TASK PROMPT =>
The records below must be retyped exactly.

STORED ROWS =>

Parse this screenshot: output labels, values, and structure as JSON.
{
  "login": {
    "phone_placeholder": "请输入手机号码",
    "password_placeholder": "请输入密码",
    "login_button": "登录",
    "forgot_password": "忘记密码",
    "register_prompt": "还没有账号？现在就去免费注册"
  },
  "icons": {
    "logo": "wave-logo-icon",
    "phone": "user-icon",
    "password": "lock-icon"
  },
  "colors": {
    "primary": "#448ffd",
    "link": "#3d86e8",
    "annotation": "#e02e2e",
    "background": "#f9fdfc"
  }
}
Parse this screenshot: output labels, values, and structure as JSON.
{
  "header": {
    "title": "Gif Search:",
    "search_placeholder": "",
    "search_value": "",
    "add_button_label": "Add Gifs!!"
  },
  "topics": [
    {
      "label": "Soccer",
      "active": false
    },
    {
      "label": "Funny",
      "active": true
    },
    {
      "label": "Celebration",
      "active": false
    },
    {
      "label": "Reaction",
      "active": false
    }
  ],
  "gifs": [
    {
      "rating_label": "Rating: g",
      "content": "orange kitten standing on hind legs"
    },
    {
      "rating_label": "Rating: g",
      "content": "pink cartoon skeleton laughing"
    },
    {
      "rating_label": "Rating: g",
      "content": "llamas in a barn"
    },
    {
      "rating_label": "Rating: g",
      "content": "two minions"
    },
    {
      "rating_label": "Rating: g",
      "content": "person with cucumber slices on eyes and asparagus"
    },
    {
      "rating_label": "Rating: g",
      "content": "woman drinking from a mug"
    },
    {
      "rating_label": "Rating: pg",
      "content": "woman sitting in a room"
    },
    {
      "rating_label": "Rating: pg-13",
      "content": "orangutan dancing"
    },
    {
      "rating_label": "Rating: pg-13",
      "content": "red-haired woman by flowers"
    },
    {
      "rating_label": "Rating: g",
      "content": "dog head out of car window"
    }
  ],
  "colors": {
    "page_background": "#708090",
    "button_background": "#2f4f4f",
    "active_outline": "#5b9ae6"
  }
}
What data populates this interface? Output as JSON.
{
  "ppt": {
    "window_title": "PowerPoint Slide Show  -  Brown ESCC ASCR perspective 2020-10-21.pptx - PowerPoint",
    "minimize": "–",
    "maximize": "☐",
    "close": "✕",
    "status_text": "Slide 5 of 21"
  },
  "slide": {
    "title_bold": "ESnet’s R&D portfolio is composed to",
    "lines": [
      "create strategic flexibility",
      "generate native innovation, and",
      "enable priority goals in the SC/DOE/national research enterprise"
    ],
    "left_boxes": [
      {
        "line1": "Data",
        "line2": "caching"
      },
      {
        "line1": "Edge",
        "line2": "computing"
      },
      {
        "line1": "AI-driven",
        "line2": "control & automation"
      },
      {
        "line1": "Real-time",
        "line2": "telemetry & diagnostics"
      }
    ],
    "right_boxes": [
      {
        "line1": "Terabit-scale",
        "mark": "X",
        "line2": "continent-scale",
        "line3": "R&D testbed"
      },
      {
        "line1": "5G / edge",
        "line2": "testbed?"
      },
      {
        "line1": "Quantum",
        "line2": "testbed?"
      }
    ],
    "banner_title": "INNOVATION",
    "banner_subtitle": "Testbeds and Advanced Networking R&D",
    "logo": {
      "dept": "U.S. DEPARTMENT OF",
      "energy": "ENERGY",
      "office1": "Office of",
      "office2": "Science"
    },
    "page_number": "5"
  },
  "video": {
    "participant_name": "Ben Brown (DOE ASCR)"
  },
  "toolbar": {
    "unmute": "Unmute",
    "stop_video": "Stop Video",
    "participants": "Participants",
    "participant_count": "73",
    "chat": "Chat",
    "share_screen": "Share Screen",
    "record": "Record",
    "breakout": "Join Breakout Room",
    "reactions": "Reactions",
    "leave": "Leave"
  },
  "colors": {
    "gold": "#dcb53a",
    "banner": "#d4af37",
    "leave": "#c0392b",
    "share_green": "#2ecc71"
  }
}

RESPONSE TO THIS EXERCISE =>
Parse this screenshot: output labels, values, and structure as JSON.
{
  "login": {
    "phone_placeholder": "请输入手机号码",
    "password_placeholder": "请输入密码",
    "login_button": "登录",
    "forgot_password": "忘记密码",
    "register_prompt": "还没有账号？现在就去免费注册"
  },
  "icons": {
    "logo": "wave-logo-icon",
    "phone": "user-icon",
    "password": "lock-icon"
  },
  "colors": {
    "primary": "#448ffd",
    "link": "#3d86e8",
    "annotation": "#e02e2e",
    "background": "#f9fdfc"
  }
}
Parse this screenshot: output labels, values, and structure as JSON.
{
  "header": {
    "title": "Gif Search:",
    "search_placeholder": "",
    "search_value": "",
    "add_button_label": "Add Gifs!!"
  },
  "topics": [
    {
      "label": "Soccer",
      "active": false
    },
    {
      "label": "Funny",
      "active": true
    },
    {
      "label": "Celebration",
      "active": false
    },
    {
      "label": "Reaction",
      "active": false
    }
  ],
  "gifs": [
    {
      "rating_label": "Rating: g",
      "content": "orange kitten standing on hind legs"
    },
    {
      "rating_label": "Rating: g",
      "content": "pink cartoon skeleton laughing"
    },
    {
      "rating_label": "Rating: g",
      "content": "llamas in a barn"
    },
    {
      "rating_label": "Rating: g",
      "content": "two minions"
    },
    {
      "rating_label": "Rating: g",
      "content": "person with cucumber slices on eyes and asparagus"
    },
    {
      "rating_label": "Rating: g",
      "content": "woman drinking from a mug"
    },
    {
      "rating_label": "Rating: pg",
      "content": "woman sitting in a room"
    },
    {
      "rating_label": "Rating: pg-13",
      "content": "orangutan dancing"
    },
    {
      "rating_label": "Rating: pg-13",
      "content": "red-haired woman by flowers"
    },
    {
      "rating_label": "Rating: g",
      "content": "dog head out of car window"
    }
  ],
  "colors": {
    "page_background": "#708090",
    "button_background": "#2f4f4f",
    "active_outline": "#5b9ae6"
  }
}
What data populates this interface? Output as JSON.
{
  "ppt": {
    "window_title": "PowerPoint Slide Show  -  Brown ESCC ASCR perspective 2020-10-21.pptx - PowerPoint",
    "minimize": "–",
    "maximize": "☐",
    "close": "✕",
    "status_text": "Slide 5 of 21"
  },
  "slide": {
    "title_bold": "ESnet’s R&D portfolio is composed to",
    "lines": [
      "create strategic flexibility",
      "generate native innovation, and",
      "enable priority goals in the SC/DOE/national research enterprise"
    ],
    "left_boxes": [
      {
        "line1": "Data",
        "line2": "caching"
      },
      {
        "line1": "Edge",
        "line2": "computing"
      },
      {
        "line1": "AI-driven",
        "line2": "control & automation"
      },
      {
        "line1": "Real-time",
        "line2": "telemetry & diagnostics"
      }
    ],
    "right_boxes": [
      {
        "line1": "Terabit-scale",
        "mark": "X",
        "line2": "continent-scale",
        "line3": "R&D testbed"
      },
      {
        "line1": "5G / edge",
        "line2": "testbed?"
      },
      {
        "line1": "Quantum",
        "line2": "testbed?"
      }
    ],
    "banner_title": "INNOVATION",
    "banner_subtitle": "Testbeds and Advanced Networking R&D",
    "logo": {
      "dept": "U.S. DEPARTMENT OF",
      "energy": "ENERGY",
      "office1": "Office of",
      "office2": "Science"
    },
    "page_number": "5"
  },
  "video": {
    "participant_name": "Ben Brown (DOE ASCR)"
  },
  "toolbar": {
    "unmute": "Unmute",
    "stop_video": "Stop Video",
    "participants": "Participants",
    "participant_count": "73",
    "chat": "Chat",
    "share_screen": "Share Screen",
    "record": "Record",
    "breakout": "Join Breakout Room",
    "reactions": "Reactions",
    "leave": "Leave"
  },
  "colors": {
    "gold": "#dcb53a",
    "banner": "#d4af37",
    "leave": "#c0392b",
    "share_green": "#2ecc71"
  }
}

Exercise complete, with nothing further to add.